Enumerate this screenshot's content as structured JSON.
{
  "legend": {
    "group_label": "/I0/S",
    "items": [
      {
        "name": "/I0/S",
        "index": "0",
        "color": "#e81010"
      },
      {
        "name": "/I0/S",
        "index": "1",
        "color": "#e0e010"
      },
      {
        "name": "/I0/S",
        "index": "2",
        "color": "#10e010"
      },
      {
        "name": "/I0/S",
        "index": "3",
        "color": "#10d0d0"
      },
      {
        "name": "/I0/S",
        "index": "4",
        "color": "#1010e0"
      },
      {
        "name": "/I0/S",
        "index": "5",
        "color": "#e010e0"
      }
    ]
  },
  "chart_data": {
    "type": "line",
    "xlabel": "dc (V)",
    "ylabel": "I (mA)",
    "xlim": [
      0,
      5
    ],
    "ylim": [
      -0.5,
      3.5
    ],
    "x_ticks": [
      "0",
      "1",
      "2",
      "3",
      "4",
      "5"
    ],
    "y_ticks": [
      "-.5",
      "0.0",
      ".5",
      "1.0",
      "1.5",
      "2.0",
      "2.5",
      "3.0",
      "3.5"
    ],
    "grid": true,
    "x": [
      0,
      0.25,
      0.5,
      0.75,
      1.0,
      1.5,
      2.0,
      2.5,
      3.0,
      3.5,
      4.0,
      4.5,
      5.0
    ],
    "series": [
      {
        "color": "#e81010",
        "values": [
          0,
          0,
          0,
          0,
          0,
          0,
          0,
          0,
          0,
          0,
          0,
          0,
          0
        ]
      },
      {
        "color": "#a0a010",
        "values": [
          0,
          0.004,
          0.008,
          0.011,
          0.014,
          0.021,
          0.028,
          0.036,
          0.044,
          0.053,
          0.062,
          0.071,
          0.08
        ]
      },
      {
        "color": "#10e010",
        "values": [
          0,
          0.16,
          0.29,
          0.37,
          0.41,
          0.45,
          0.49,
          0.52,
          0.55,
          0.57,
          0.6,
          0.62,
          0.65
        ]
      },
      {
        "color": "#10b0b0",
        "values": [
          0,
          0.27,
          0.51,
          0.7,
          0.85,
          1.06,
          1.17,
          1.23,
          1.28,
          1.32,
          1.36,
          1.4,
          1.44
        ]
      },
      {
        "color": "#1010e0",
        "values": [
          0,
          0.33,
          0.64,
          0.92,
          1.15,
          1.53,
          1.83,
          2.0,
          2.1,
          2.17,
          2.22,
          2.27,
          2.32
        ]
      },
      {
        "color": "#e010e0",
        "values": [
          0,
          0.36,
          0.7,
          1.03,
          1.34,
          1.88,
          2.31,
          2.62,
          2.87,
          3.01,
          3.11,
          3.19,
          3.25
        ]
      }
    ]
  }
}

* * *

• [The request] Pick out, from the lines above, every one that contains the string "color".

• [Solution for this problem]
        "color": "#e81010"
        "color": "#e0e010"
        "color": "#10e010"
        "color": "#10d0d0"
        "color": "#1010e0"
        "color": "#e010e0"
        "color": "#e81010",
        "color": "#a0a010",
        "color": "#10e010",
        "color": "#10b0b0",
        "color": "#1010e0",
        "color": "#e010e0",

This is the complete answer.